▶ [Figure record listings]:
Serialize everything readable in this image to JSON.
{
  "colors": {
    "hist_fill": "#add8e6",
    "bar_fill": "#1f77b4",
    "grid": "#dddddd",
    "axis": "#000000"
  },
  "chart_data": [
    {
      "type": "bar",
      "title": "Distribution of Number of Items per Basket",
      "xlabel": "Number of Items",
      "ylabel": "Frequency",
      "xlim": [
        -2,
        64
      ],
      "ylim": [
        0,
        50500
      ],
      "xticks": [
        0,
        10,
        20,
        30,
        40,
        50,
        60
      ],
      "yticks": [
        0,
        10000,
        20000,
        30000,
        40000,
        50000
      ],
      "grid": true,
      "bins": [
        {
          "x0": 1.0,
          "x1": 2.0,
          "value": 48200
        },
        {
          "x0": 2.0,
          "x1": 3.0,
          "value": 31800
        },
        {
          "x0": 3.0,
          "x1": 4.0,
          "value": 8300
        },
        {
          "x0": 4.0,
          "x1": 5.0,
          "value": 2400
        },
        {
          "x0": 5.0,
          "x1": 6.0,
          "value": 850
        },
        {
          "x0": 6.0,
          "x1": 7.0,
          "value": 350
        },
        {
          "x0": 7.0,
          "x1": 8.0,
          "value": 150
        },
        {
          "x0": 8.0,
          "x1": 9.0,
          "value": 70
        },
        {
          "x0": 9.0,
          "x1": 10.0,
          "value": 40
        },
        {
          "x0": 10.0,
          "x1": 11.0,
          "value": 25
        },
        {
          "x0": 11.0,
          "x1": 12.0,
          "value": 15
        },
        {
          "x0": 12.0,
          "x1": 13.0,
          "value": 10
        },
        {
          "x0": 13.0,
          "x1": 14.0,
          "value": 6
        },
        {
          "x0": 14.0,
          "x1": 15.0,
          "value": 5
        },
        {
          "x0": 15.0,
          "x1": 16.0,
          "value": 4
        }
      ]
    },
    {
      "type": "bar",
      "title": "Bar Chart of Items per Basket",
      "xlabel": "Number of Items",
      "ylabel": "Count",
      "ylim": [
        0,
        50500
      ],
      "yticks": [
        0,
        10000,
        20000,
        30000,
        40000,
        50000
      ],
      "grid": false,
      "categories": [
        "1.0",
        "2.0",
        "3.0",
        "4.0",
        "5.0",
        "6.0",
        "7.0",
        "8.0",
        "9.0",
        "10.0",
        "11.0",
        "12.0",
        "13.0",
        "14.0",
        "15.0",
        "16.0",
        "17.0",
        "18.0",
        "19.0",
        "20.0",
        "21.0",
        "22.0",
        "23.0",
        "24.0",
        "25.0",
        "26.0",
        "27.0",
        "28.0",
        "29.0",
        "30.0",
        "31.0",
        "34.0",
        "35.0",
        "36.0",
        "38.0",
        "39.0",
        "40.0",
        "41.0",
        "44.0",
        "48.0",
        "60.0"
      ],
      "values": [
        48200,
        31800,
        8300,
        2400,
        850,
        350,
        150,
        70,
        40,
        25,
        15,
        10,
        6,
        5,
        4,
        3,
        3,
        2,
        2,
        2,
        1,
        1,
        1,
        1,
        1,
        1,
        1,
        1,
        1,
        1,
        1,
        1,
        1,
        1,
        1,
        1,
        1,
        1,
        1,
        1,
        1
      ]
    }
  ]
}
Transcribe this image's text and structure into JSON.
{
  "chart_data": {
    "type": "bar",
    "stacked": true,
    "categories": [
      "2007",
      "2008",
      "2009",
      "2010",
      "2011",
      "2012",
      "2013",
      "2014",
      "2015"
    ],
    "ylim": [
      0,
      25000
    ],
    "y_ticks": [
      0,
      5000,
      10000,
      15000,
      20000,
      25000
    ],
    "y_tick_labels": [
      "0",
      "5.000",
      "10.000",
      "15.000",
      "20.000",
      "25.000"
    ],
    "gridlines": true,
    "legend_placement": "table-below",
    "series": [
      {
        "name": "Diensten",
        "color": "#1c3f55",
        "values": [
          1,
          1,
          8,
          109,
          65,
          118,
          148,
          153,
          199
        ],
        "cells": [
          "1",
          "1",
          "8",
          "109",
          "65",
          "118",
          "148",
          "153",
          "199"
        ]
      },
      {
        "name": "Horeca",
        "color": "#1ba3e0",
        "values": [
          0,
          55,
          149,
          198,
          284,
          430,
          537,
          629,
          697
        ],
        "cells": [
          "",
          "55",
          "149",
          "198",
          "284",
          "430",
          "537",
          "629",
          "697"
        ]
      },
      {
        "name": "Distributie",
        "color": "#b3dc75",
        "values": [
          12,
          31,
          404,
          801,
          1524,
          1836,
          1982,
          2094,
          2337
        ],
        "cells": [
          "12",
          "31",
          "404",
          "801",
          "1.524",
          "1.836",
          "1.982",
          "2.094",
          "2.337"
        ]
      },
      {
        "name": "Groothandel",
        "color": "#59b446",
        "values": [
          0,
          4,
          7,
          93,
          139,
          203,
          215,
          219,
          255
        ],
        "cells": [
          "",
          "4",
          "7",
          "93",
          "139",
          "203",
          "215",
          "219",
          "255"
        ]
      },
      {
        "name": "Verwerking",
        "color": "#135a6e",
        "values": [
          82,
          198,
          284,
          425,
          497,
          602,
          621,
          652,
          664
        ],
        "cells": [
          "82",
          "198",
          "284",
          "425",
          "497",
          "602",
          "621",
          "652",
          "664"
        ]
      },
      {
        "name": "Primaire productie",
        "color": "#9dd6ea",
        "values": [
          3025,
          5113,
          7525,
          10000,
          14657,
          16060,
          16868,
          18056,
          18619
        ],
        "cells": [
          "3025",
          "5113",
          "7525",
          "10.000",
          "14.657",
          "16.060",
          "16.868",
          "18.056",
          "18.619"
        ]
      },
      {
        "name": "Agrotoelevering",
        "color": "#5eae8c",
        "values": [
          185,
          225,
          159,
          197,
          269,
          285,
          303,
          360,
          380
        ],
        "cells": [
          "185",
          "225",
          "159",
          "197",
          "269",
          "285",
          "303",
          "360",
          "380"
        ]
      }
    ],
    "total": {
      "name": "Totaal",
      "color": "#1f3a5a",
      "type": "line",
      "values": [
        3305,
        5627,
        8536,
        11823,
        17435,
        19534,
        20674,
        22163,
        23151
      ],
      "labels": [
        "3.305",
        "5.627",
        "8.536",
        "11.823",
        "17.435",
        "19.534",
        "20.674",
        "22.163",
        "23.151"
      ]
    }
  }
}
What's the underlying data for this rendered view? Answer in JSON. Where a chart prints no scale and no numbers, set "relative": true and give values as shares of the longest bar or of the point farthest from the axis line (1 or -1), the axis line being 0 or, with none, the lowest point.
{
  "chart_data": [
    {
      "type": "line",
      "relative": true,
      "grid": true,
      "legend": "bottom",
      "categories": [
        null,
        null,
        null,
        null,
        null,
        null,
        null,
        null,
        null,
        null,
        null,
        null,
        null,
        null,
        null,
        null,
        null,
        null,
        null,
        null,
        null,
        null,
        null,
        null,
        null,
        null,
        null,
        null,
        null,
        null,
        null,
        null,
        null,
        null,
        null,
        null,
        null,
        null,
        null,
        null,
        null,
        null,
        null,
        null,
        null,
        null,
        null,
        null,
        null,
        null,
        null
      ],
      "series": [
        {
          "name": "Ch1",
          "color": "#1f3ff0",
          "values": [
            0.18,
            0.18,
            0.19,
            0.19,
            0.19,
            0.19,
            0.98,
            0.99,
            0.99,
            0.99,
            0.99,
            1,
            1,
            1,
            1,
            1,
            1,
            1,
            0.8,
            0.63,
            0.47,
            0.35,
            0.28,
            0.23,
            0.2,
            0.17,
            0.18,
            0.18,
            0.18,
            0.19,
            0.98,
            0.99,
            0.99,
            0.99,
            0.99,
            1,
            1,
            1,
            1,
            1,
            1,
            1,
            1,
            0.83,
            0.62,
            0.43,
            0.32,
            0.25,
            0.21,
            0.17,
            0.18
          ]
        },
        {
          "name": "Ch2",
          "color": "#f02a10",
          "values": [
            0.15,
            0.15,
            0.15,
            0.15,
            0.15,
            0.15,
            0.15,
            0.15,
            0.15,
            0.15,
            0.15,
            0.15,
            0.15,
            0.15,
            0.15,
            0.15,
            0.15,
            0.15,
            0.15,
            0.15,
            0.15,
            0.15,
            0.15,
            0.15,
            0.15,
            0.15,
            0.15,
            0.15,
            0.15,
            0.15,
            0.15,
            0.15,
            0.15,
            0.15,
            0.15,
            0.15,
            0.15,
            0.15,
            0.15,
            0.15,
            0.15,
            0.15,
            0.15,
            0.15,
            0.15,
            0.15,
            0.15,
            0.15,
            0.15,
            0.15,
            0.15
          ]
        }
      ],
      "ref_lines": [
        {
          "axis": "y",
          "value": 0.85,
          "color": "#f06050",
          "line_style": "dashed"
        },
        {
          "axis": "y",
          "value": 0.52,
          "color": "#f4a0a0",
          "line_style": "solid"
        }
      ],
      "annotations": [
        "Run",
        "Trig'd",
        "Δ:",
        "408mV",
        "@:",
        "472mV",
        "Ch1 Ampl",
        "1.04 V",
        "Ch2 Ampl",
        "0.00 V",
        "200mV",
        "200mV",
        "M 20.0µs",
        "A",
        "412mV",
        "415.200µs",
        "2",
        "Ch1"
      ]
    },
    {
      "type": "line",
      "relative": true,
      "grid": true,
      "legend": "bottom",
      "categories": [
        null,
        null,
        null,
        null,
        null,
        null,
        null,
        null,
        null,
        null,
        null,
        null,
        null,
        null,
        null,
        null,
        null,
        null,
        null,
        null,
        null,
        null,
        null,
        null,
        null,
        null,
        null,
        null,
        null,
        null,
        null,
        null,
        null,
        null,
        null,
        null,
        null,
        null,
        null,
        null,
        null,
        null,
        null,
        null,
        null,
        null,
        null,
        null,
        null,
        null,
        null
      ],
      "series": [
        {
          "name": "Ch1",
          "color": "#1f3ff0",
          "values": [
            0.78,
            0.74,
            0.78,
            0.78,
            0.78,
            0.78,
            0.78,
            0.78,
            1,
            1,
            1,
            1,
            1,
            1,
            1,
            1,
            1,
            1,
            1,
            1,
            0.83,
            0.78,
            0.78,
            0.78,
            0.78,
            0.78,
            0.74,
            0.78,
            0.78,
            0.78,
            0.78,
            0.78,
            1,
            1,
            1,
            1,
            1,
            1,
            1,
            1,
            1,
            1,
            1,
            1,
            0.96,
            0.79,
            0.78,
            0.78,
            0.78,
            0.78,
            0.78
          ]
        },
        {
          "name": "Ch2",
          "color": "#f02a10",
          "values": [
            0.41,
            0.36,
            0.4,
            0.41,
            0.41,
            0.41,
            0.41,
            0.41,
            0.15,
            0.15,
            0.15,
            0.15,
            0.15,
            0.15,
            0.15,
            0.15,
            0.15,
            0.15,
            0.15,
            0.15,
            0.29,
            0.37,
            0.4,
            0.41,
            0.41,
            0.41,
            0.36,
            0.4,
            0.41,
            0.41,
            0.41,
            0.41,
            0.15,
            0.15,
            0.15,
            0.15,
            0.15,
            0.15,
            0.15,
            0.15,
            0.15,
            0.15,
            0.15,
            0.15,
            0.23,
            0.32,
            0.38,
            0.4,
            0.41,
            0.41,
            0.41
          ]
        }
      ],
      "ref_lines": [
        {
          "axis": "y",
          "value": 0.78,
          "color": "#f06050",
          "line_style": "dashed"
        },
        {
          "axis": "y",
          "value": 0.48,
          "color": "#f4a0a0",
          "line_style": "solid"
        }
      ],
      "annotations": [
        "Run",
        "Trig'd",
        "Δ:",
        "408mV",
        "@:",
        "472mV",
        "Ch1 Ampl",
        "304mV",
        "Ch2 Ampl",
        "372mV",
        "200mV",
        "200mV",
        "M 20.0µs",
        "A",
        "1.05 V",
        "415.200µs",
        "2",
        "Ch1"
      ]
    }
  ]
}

▶ [Required task]:
Search the lines above for the string "Items" and copy each line that has it.

▶ [Answer in full]:
      "title": "Distribution of Number of Items per Basket",
      "xlabel": "Number of Items",
      "title": "Bar Chart of Items per Basket",
      "xlabel": "Number of Items",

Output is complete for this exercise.